> [Task statement]: Exclude all pictures, then copy each of the records exactly as written.

> [Source data]:

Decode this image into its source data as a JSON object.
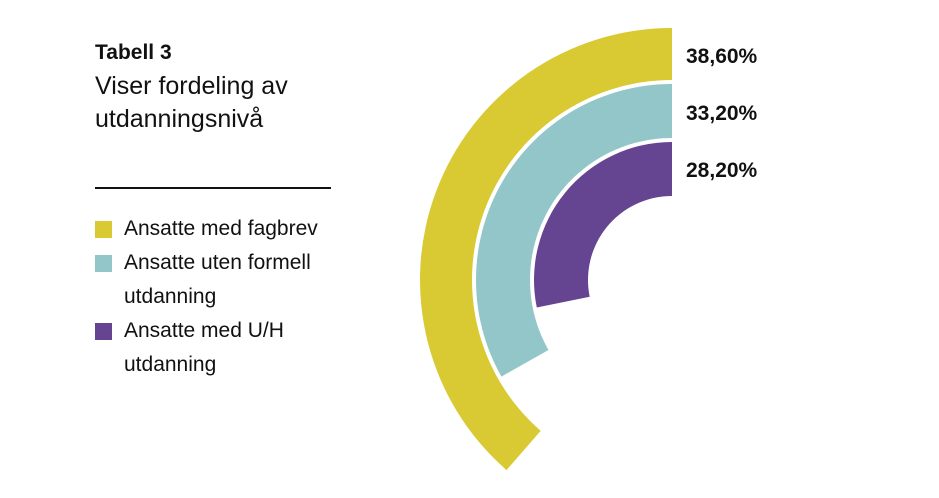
{
  "header": {
    "table_label": "Tabell 3",
    "subtitle": "Viser fordeling av utdanningsnivå"
  },
  "chart_data": {
    "type": "radial-bar",
    "series": [
      {
        "name": "Ansatte med fagbrev",
        "value": 38.6,
        "label": "38,60%",
        "color": "#d9c932"
      },
      {
        "name": "Ansatte uten formell utdanning",
        "value": 33.2,
        "label": "33,20%",
        "color": "#92c6c8"
      },
      {
        "name": "Ansatte med U/H utdanning",
        "value": 28.2,
        "label": "28,20%",
        "color": "#654591"
      }
    ]
  },
  "legend": {
    "items": [
      {
        "label": "Ansatte med fagbrev",
        "color": "#d9c932"
      },
      {
        "label": "Ansatte uten formell utdanning",
        "color": "#92c6c8"
      },
      {
        "label": "Ansatte med U/H utdanning",
        "color": "#654591"
      }
    ]
  }
}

> [Reply to the task]:
Decode this image into its source data as a JSON object.
{
  "header": {
    "table_label": "Tabell 3",
    "subtitle": "Viser fordeling av utdanningsnivå"
  },
  "chart_data": {
    "type": "radial-bar",
    "series": [
      {
        "name": "Ansatte med fagbrev",
        "value": 38.6,
        "label": "38,60%",
        "color": "#d9c932"
      },
      {
        "name": "Ansatte uten formell utdanning",
        "value": 33.2,
        "label": "33,20%",
        "color": "#92c6c8"
      },
      {
        "name": "Ansatte med U/H utdanning",
        "value": 28.2,
        "label": "28,20%",
        "color": "#654591"
      }
    ]
  },
  "legend": {
    "items": [
      {
        "label": "Ansatte med fagbrev",
        "color": "#d9c932"
      },
      {
        "label": "Ansatte uten formell utdanning",
        "color": "#92c6c8"
      },
      {
        "label": "Ansatte med U/H utdanning",
        "color": "#654591"
      }
    ]
  }
}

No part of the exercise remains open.